## EXERCISE TASK:
Drop the pictures, then extract the listing word for word.

## LISTING:
⟨

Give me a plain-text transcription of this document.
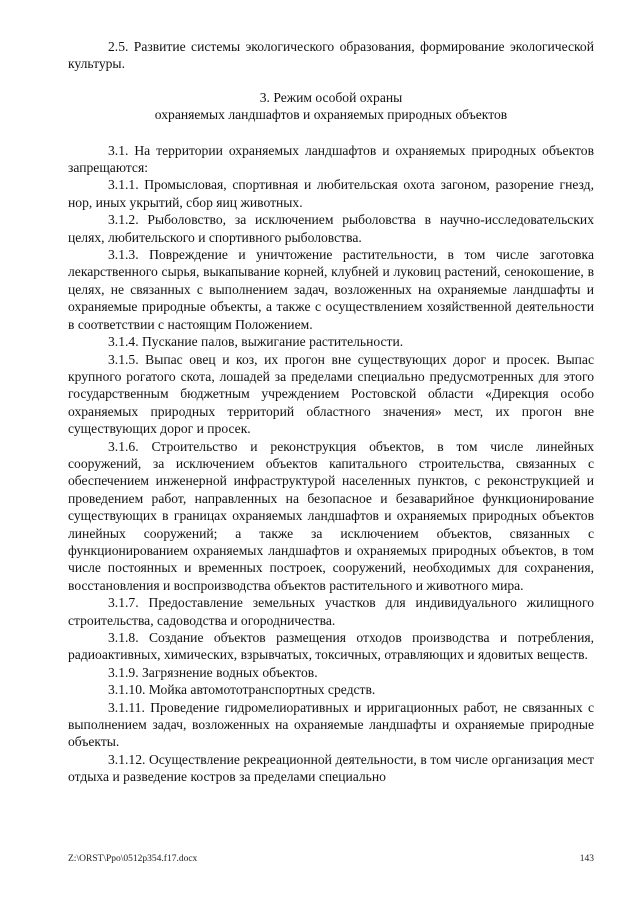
2.5. Развитие системы экологического образования, формирование экологической культуры.

3. Режим особой охраны

охраняемых ландшафтов и охраняемых природных объектов

3.1. На территории охраняемых ландшафтов и охраняемых природных объектов запрещаются:

3.1.1. Промысловая, спортивная и любительская охота загоном, разорение гнезд, нор, иных укрытий, сбор яиц животных.

3.1.2. Рыболовство, за исключением рыболовства в научно-исследовательских целях, любительского и спортивного рыболовства.

3.1.3. Повреждение и уничтожение растительности, в том числе заготовка лекарственного сырья, выкапывание корней, клубней и луковиц растений, сенокошение, в целях, не связанных с выполнением задач, возложенных на охраняемые ландшафты и охраняемые природные объекты, а также с осуществлением хозяйственной деятельности в соответствии с настоящим Положением.

3.1.4. Пускание палов, выжигание растительности.

3.1.5. Выпас овец и коз, их прогон вне существующих дорог и просек. Выпас крупного рогатого скота, лошадей за пределами специально предусмотренных для этого государственным бюджетным учреждением Ростовской области «Дирекция особо охраняемых природных территорий областного значения» мест, их прогон вне существующих дорог и просек.

3.1.6. Строительство и реконструкция объектов, в том числе линейных сооружений, за исключением объектов капитального строительства, связанных с обеспечением инженерной инфраструктурой населенных пунктов, с реконструкцией и проведением работ, направленных на безопасное и безаварийное функционирование существующих в границах охраняемых ландшафтов и охраняемых природных объектов линейных сооружений; а также за исключением объектов, связанных с функционированием охраняемых ландшафтов и охраняемых природных объектов, в том числе постоянных и временных построек, сооружений, необходимых для сохранения, восстановления и воспроизводства объектов растительного и животного мира.

3.1.7. Предоставление земельных участков для индивидуального жилищного строительства, садоводства и огородничества.

3.1.8. Создание объектов размещения отходов производства и потребления, радиоактивных, химических, взрывчатых, токсичных, отравляющих и ядовитых веществ.

3.1.9. Загрязнение водных объектов.

3.1.10. Мойка автомототранспортных средств.

3.1.11. Проведение гидромелиоративных и ирригационных работ, не связанных с выполнением задач, возложенных на охраняемые ландшафты и охраняемые природные объекты.

3.1.12. Осуществление рекреационной деятельности, в том числе организация мест отдыха и разведение костров за пределами специально

Z:\ORST\Ppo\0512p354.f17.docx	143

⟩

## TASK ANSWER:
Give me a plain-text transcription of this document.
2.5. Развитие системы экологического образования, формирование экологической культуры.

3. Режим особой охраны

охраняемых ландшафтов и охраняемых природных объектов

3.1. На территории охраняемых ландшафтов и охраняемых природных объектов запрещаются:

3.1.1. Промысловая, спортивная и любительская охота загоном, разорение гнезд, нор, иных укрытий, сбор яиц животных.

3.1.2. Рыболовство, за исключением рыболовства в научно-исследовательских целях, любительского и спортивного рыболовства.

3.1.3. Повреждение и уничтожение растительности, в том числе заготовка лекарственного сырья, выкапывание корней, клубней и луковиц растений, сенокошение, в целях, не связанных с выполнением задач, возложенных на охраняемые ландшафты и охраняемые природные объекты, а также с осуществлением хозяйственной деятельности в соответствии с настоящим Положением.

3.1.4. Пускание палов, выжигание растительности.

3.1.5. Выпас овец и коз, их прогон вне существующих дорог и просек. Выпас крупного рогатого скота, лошадей за пределами специально предусмотренных для этого государственным бюджетным учреждением Ростовской области «Дирекция особо охраняемых природных территорий областного значения» мест, их прогон вне существующих дорог и просек.

3.1.6. Строительство и реконструкция объектов, в том числе линейных сооружений, за исключением объектов капитального строительства, связанных с обеспечением инженерной инфраструктурой населенных пунктов, с реконструкцией и проведением работ, направленных на безопасное и безаварийное функционирование существующих в границах охраняемых ландшафтов и охраняемых природных объектов линейных сооружений; а также за исключением объектов, связанных с функционированием охраняемых ландшафтов и охраняемых природных объектов, в том числе постоянных и временных построек, сооружений, необходимых для сохранения, восстановления и воспроизводства объектов растительного и животного мира.

3.1.7. Предоставление земельных участков для индивидуального жилищного строительства, садоводства и огородничества.

3.1.8. Создание объектов размещения отходов производства и потребления, радиоактивных, химических, взрывчатых, токсичных, отравляющих и ядовитых веществ.

3.1.9. Загрязнение водных объектов.

3.1.10. Мойка автомототранспортных средств.

3.1.11. Проведение гидромелиоративных и ирригационных работ, не связанных с выполнением задач, возложенных на охраняемые ландшафты и охраняемые природные объекты.

3.1.12. Осуществление рекреационной деятельности, в том числе организация мест отдыха и разведение костров за пределами специально

Z:\ORST\Ppo\0512p354.f17.docx	143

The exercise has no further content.